WORK INSTRUCTIONS
Look through the lines below and extract each one that contains "polypose".

Start ENTRIES PROVIDED

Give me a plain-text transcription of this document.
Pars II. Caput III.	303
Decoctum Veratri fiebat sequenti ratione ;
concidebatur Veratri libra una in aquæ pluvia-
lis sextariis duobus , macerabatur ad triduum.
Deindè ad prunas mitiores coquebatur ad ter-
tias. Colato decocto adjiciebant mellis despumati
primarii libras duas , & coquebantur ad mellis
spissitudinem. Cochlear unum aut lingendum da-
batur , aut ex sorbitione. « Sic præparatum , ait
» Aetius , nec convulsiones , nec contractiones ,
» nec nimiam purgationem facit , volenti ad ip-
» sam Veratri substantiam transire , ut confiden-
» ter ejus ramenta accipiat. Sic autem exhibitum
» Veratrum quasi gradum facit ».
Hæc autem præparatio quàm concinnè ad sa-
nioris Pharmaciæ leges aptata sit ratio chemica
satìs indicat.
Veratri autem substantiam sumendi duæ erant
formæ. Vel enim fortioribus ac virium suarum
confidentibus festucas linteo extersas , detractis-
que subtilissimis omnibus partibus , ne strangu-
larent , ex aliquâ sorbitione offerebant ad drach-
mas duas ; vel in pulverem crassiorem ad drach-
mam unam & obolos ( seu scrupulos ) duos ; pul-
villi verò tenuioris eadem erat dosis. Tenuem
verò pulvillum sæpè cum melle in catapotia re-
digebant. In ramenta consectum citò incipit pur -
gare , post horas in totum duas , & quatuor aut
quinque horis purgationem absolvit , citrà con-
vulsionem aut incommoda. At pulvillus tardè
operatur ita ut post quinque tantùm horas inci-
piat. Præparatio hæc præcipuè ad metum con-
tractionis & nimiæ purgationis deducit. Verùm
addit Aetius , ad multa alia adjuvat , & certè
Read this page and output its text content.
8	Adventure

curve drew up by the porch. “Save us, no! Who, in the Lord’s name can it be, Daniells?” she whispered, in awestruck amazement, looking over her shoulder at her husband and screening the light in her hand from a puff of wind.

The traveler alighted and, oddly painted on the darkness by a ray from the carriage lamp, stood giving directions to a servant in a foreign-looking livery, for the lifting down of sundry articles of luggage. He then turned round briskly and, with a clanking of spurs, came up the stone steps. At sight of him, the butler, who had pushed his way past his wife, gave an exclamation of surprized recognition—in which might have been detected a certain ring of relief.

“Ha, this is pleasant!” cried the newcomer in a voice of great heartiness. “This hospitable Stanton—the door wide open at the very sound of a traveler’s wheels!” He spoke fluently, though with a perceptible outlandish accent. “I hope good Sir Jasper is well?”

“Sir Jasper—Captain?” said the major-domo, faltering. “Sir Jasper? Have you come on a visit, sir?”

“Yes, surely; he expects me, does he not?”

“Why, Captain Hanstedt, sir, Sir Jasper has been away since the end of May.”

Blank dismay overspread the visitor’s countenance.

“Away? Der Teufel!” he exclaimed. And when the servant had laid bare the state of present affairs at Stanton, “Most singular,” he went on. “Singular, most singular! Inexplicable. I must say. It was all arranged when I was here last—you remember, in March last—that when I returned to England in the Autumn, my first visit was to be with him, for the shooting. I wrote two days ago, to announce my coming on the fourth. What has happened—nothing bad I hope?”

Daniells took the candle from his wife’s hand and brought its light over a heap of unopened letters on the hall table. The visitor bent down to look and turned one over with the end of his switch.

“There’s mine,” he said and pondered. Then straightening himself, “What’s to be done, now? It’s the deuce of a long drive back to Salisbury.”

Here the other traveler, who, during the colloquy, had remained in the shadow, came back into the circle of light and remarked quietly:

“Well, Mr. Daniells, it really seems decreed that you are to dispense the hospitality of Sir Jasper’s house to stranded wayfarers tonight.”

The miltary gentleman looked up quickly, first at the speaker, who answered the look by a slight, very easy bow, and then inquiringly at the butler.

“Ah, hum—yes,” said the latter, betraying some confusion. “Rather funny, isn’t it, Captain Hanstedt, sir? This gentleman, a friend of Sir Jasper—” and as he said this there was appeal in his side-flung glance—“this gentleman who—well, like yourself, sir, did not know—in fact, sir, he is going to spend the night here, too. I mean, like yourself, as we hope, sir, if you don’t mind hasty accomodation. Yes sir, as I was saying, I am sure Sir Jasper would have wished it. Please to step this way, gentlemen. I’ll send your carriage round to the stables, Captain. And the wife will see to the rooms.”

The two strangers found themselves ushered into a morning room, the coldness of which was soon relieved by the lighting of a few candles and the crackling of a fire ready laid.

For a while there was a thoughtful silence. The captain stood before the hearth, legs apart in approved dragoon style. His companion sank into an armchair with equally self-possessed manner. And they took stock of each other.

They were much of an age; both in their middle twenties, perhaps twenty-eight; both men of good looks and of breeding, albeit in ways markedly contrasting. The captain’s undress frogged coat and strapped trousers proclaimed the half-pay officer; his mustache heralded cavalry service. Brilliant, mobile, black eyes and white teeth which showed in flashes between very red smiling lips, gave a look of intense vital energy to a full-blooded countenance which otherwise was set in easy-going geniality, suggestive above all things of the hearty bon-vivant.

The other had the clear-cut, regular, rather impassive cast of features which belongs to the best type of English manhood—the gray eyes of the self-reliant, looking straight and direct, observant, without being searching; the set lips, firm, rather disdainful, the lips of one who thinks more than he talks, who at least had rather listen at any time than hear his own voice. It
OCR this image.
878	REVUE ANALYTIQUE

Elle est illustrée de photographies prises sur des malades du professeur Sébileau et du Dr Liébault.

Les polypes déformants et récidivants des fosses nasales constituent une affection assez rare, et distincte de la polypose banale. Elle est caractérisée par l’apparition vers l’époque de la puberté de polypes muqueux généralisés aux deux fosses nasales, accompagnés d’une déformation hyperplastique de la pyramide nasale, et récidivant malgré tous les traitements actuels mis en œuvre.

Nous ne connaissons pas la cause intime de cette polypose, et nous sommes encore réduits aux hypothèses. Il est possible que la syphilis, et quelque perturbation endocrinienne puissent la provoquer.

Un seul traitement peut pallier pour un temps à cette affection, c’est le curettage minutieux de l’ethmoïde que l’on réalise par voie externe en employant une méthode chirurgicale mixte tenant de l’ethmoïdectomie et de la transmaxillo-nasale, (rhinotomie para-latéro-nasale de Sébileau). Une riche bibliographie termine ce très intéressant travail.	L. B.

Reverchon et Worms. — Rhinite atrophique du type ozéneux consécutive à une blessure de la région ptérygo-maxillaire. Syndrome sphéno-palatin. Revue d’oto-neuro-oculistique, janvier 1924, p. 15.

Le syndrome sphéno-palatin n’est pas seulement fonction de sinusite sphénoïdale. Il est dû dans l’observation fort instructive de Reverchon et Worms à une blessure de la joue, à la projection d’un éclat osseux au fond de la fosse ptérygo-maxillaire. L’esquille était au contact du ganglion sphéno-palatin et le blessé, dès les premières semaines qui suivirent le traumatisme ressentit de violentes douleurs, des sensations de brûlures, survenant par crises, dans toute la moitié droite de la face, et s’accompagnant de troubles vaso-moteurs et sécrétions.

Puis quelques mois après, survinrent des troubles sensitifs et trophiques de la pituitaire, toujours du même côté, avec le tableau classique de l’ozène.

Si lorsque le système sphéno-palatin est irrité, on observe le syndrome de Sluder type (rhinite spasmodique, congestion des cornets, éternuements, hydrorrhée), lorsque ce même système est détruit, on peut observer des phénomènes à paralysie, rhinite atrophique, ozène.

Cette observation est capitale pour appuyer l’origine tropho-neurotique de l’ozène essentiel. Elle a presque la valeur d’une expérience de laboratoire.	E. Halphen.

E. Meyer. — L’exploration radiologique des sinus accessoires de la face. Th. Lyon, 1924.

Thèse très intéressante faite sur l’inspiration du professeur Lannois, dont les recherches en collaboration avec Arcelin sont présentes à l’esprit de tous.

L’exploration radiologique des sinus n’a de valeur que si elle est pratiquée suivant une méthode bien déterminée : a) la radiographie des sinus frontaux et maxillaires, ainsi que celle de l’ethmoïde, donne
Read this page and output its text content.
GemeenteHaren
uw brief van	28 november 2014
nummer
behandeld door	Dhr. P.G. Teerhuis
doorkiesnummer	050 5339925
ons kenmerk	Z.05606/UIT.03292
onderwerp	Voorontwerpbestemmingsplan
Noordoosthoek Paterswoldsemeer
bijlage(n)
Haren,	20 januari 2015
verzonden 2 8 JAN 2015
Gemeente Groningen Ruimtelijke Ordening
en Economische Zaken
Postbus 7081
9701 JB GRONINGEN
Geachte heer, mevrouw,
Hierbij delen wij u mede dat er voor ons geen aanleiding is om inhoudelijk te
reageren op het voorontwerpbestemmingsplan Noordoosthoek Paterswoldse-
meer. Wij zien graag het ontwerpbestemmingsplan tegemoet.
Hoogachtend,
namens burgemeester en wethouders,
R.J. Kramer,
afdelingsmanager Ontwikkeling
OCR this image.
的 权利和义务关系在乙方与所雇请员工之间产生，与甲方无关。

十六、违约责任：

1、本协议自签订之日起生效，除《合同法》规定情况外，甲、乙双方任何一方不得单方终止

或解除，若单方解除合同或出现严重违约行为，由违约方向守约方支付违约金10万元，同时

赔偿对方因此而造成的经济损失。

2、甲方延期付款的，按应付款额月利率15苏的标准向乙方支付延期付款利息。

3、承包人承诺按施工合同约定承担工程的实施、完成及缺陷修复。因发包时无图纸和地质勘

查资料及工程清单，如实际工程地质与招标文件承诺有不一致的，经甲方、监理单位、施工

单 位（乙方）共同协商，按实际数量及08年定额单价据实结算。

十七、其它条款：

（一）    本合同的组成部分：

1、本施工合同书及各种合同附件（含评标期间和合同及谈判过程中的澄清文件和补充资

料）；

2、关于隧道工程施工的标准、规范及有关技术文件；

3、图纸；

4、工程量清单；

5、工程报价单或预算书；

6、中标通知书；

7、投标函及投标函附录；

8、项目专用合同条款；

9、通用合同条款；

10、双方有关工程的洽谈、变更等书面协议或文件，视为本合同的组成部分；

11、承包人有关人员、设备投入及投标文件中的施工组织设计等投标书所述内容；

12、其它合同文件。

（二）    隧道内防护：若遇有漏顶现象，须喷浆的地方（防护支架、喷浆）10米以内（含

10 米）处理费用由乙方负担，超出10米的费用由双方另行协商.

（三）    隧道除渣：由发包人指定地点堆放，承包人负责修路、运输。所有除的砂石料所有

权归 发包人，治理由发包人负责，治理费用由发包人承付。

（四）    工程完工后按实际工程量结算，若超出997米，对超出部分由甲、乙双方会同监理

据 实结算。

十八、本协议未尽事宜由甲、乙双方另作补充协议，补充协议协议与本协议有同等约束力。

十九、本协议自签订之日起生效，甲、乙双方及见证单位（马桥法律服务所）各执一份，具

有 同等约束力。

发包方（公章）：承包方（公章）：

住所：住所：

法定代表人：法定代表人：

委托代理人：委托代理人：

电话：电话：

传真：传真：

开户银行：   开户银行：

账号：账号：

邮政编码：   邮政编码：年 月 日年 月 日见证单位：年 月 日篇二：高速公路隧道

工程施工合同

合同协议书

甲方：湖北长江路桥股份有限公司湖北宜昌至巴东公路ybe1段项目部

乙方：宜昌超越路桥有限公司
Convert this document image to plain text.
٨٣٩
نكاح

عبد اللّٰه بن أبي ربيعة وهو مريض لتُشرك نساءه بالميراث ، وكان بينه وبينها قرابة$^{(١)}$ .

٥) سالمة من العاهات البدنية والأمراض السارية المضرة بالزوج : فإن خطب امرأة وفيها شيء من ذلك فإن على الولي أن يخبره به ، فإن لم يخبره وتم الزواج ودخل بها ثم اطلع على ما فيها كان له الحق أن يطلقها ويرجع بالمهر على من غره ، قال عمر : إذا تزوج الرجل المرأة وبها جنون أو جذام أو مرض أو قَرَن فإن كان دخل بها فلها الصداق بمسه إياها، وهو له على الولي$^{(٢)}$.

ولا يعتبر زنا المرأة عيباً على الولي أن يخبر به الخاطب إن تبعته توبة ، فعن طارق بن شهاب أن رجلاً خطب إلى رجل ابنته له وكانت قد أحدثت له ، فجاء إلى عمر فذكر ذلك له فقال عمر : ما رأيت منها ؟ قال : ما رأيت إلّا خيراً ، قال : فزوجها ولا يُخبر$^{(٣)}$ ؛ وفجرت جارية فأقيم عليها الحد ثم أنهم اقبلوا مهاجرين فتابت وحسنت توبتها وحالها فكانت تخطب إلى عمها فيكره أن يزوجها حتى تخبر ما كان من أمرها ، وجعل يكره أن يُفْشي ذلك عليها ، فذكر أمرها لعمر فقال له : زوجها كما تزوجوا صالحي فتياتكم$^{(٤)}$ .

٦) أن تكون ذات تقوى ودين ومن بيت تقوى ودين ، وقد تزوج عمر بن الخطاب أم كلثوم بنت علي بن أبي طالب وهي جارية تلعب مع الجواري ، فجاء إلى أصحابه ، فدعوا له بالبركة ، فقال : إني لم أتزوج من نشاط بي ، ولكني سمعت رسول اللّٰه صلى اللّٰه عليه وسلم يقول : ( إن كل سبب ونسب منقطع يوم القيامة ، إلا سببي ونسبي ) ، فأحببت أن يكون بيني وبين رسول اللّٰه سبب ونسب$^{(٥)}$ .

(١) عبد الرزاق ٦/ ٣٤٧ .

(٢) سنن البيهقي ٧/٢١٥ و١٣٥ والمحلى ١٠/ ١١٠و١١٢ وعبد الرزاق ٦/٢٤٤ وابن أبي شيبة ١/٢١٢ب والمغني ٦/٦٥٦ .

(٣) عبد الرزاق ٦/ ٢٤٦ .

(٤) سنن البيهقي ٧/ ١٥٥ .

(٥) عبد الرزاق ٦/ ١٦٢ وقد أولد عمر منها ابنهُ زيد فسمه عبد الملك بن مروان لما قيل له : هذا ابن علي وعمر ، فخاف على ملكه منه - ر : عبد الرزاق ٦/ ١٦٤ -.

End ENTRIES PROVIDED

EXERCISE OUTPUT
Les polypes déformants et récidivants des fosses nasales constituent une affection assez rare, et distincte de la polypose banale. Elle est caractérisée par l’apparition vers l’époque de la puberté de polypes muqueux généralisés aux deux fosses nasales, accompagnés d’une déformation hyperplastique de la pyramide nasale, et récidivant malgré tous les traitements actuels mis en œuvre.
Nous ne connaissons pas la cause intime de cette polypose, et nous sommes encore réduits aux hypothèses. Il est possible que la syphilis, et quelque perturbation endocrinienne puissent la provoquer.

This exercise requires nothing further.